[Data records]
--------------------------------------------------
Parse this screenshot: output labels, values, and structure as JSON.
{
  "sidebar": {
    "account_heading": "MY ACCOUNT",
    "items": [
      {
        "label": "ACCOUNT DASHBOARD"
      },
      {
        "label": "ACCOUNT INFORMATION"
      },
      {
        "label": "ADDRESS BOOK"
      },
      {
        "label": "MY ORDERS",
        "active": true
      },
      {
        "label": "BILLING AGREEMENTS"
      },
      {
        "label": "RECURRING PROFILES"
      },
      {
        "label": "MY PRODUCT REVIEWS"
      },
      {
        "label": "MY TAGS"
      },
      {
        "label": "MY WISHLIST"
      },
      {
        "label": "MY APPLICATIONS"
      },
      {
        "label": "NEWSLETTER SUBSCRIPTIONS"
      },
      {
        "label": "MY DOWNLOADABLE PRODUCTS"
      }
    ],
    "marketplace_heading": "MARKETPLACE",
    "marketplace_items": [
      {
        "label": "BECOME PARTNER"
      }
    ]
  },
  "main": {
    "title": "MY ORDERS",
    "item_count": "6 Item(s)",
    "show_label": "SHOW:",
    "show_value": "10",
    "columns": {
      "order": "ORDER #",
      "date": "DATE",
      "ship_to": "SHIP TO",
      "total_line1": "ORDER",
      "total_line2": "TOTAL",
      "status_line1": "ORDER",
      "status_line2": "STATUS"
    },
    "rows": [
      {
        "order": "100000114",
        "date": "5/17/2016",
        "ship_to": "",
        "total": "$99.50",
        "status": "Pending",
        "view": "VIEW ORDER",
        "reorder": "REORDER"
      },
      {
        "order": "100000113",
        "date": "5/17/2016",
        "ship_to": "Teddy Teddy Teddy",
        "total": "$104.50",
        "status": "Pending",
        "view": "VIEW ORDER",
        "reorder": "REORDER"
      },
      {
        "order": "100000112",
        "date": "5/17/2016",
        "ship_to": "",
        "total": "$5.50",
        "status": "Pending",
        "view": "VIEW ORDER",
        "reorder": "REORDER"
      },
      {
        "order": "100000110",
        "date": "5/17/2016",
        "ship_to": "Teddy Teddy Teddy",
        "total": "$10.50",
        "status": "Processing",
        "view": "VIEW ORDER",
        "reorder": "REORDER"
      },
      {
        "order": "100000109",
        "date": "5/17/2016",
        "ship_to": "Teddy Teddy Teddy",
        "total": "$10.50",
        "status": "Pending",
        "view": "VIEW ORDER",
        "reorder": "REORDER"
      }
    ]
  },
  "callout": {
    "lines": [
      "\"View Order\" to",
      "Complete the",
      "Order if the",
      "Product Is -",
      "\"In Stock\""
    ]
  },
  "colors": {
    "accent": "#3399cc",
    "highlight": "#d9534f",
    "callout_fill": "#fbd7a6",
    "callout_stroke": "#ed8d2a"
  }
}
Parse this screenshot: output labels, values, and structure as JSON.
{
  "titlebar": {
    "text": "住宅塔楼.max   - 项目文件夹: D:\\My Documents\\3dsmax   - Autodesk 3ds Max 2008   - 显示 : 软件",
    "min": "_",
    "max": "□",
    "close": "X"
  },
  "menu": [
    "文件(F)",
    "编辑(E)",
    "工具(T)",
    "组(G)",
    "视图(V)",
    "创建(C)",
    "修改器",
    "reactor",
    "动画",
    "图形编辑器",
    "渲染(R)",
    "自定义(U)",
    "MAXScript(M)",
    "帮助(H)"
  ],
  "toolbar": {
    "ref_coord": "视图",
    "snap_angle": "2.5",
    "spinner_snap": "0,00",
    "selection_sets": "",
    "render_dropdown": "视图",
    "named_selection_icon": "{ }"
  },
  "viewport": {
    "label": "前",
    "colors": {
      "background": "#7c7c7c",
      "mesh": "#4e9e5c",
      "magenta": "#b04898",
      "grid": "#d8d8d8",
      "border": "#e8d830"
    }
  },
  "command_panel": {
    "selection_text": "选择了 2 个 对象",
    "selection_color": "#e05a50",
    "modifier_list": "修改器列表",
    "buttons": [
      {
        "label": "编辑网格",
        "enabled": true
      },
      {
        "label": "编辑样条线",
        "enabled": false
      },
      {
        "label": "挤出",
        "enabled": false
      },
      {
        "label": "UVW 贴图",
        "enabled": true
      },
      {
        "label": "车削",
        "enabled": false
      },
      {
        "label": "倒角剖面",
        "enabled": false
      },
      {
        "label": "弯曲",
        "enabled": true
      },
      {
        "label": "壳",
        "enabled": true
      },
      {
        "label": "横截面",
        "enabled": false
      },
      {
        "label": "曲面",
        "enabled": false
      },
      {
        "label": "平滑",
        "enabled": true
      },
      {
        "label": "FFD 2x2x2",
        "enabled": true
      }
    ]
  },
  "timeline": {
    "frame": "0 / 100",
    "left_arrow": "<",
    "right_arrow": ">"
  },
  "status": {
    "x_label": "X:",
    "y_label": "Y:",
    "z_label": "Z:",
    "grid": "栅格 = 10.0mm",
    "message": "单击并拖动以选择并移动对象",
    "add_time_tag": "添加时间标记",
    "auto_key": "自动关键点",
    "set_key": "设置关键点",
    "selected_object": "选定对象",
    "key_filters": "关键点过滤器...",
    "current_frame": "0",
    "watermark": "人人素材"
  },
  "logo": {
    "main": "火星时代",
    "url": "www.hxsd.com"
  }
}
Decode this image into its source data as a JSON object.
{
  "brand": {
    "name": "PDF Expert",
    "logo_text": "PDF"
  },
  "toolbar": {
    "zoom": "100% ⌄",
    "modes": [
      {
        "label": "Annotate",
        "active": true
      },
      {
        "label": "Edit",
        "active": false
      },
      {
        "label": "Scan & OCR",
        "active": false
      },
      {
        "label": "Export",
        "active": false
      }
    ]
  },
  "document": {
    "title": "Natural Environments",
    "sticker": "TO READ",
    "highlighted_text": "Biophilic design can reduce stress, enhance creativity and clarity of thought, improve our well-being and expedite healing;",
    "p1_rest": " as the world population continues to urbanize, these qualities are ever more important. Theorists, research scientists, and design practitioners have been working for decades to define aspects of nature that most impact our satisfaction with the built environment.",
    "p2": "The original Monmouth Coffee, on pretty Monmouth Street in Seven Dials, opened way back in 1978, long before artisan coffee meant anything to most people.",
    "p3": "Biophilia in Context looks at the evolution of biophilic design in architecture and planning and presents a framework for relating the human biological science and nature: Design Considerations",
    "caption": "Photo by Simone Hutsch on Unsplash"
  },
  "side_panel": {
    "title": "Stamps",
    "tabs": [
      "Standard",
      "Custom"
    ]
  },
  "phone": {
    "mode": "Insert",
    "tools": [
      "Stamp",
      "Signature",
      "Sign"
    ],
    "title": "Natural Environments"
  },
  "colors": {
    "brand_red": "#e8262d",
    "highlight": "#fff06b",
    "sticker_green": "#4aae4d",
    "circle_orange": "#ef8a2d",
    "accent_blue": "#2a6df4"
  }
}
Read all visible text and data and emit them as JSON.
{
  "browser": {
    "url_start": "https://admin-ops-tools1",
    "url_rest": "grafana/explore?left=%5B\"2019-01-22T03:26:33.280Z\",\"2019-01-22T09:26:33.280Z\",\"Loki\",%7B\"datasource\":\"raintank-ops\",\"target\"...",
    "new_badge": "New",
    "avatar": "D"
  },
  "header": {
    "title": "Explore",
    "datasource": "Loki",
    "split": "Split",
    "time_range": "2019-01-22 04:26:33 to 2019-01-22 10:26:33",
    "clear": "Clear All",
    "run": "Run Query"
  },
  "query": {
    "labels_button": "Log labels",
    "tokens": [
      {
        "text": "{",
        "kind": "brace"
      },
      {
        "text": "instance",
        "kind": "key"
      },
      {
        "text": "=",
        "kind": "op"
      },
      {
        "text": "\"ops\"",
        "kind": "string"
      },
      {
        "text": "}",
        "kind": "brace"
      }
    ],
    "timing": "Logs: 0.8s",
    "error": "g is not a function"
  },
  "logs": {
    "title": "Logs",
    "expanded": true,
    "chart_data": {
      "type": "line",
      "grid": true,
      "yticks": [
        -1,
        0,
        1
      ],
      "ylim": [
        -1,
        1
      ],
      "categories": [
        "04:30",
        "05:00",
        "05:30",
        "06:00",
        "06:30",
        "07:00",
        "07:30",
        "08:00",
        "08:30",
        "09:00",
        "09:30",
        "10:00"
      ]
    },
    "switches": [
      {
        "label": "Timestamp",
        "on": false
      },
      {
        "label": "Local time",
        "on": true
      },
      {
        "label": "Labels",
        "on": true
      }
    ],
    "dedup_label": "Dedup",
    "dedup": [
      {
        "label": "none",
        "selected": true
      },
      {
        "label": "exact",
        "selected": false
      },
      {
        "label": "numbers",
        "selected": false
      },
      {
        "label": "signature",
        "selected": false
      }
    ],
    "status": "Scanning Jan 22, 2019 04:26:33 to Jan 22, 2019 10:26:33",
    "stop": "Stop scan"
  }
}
--------------------------------------------------
Do this
Using the records above, find and show each line with the string "ACCOUNT".

Task answer
    "account_heading": "MY ACCOUNT",
        "label": "ACCOUNT DASHBOARD"
        "label": "ACCOUNT INFORMATION"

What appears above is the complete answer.